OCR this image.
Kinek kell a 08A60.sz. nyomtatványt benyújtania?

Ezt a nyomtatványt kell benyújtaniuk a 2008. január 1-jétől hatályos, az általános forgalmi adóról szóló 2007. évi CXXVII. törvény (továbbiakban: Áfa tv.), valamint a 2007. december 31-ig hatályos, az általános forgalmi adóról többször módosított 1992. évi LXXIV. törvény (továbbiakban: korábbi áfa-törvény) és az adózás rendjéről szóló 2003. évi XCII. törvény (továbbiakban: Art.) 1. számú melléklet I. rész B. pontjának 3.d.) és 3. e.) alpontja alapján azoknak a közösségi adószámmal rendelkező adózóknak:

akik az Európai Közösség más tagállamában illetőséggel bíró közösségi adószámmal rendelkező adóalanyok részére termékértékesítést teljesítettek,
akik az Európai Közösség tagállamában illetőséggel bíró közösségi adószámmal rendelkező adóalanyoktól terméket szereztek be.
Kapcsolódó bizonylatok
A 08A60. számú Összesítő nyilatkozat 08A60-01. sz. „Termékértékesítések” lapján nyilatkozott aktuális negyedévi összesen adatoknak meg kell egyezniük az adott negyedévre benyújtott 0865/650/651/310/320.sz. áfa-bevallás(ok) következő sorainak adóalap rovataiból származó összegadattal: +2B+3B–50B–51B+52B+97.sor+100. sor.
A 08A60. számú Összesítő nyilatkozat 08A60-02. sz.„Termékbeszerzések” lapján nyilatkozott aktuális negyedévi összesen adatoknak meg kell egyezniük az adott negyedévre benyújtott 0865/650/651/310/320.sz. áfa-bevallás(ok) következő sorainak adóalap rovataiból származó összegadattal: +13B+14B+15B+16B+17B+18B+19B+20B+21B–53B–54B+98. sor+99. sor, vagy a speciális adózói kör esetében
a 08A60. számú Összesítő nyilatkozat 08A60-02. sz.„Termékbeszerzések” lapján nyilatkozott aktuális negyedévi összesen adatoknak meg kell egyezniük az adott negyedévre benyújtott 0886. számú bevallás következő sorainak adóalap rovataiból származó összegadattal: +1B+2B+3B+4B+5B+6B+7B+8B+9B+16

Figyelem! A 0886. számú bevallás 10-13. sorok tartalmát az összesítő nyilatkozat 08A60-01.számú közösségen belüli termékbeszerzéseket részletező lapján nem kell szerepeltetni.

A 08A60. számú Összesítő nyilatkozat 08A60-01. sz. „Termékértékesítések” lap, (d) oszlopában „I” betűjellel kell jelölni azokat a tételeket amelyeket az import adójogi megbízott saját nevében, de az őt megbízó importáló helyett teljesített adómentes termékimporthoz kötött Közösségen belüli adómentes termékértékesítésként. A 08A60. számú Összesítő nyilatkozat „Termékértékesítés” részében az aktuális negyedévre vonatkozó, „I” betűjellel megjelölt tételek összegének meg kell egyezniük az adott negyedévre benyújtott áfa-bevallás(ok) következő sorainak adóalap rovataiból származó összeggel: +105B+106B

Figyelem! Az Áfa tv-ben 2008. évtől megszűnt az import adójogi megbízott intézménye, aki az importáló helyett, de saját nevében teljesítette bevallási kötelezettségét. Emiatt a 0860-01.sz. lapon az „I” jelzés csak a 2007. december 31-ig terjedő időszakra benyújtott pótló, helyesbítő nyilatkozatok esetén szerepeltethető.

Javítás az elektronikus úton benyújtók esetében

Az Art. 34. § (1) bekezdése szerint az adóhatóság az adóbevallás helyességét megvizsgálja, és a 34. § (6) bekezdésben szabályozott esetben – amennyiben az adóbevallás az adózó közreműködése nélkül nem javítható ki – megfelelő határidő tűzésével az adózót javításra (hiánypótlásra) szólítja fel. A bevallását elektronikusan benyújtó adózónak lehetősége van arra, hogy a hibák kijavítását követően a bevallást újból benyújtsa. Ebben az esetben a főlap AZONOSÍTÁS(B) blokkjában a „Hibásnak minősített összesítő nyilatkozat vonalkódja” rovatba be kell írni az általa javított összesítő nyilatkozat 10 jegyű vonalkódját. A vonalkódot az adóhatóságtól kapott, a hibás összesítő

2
┄┄┄┄┄┄┄┄┄┄
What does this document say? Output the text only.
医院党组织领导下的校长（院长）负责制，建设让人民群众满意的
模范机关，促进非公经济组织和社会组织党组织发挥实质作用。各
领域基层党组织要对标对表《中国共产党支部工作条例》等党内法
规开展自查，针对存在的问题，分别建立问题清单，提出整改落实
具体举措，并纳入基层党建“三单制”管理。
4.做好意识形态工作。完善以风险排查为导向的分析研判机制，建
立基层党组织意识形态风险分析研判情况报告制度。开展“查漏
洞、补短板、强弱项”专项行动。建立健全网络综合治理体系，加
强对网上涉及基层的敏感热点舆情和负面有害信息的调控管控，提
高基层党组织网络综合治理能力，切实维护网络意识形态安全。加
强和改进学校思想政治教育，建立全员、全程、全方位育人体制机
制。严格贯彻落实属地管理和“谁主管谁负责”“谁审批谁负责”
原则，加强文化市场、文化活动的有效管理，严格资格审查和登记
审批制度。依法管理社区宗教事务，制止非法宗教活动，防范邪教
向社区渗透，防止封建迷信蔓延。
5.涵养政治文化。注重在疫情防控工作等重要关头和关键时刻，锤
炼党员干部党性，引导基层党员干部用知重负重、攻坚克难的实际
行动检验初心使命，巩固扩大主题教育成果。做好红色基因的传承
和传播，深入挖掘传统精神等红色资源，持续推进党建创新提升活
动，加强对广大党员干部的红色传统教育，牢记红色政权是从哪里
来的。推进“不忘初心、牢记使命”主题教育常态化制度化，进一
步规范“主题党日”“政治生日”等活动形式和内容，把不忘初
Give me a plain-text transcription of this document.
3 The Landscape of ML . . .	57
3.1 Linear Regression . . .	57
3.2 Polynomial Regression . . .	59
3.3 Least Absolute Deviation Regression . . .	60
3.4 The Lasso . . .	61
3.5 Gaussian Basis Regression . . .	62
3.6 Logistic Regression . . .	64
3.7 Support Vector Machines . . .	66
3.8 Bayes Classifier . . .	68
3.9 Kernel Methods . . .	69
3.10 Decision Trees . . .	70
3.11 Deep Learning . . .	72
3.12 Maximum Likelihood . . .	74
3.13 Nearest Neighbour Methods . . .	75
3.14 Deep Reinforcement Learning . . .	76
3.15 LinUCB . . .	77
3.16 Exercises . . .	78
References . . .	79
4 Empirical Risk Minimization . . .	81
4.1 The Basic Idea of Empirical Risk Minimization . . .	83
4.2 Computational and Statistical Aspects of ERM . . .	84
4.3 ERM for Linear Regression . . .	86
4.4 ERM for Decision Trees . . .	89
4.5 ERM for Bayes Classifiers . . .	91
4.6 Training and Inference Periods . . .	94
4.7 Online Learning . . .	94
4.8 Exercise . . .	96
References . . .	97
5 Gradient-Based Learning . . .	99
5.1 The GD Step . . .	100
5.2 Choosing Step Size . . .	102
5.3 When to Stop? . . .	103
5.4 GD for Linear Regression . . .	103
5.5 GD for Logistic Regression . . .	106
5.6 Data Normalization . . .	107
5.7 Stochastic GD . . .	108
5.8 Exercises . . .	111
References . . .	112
┄┄┄┄┄┄┄┄┄┄
Exercise directions = From the records above, report the count of lines containing "adószámmal" and nothing more.

Task solution = 3